Stored data entries
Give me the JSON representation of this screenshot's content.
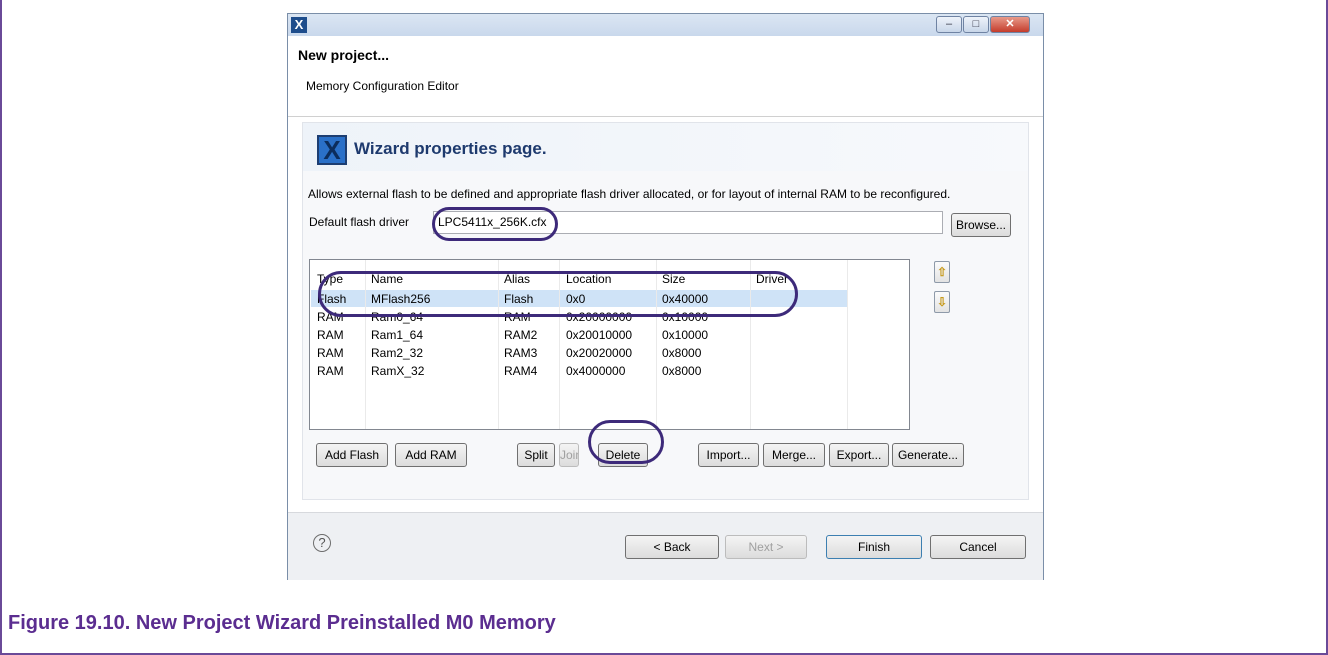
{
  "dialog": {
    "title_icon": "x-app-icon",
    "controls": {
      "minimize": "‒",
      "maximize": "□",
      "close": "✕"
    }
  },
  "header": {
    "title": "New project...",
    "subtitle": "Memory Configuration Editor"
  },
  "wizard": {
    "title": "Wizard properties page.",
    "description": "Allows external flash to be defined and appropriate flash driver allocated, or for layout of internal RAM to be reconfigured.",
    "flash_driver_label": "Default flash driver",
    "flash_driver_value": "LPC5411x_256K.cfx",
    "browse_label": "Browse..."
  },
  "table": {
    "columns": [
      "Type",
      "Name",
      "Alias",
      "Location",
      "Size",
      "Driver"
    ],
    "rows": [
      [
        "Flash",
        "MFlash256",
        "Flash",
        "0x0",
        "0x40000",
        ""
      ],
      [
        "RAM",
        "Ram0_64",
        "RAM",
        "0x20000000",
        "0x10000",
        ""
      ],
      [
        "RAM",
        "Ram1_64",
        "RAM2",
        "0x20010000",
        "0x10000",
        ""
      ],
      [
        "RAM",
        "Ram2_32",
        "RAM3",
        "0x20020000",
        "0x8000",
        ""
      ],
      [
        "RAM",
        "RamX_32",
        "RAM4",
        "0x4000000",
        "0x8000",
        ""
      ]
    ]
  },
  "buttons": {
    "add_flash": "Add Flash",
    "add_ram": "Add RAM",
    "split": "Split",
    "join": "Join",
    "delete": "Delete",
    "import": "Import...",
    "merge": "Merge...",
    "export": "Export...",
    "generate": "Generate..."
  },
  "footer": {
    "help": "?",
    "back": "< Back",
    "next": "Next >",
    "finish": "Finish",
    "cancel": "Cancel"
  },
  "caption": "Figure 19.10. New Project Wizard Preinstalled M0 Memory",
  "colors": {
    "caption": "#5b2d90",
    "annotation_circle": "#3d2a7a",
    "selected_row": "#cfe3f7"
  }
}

» **Written exercise**:
Write out every line of the preceding listing that contains "caption".

» **Task output**:
  "caption": "Figure 19.10. New Project Wizard Preinstalled M0 Memory",
    "caption": "#5b2d90",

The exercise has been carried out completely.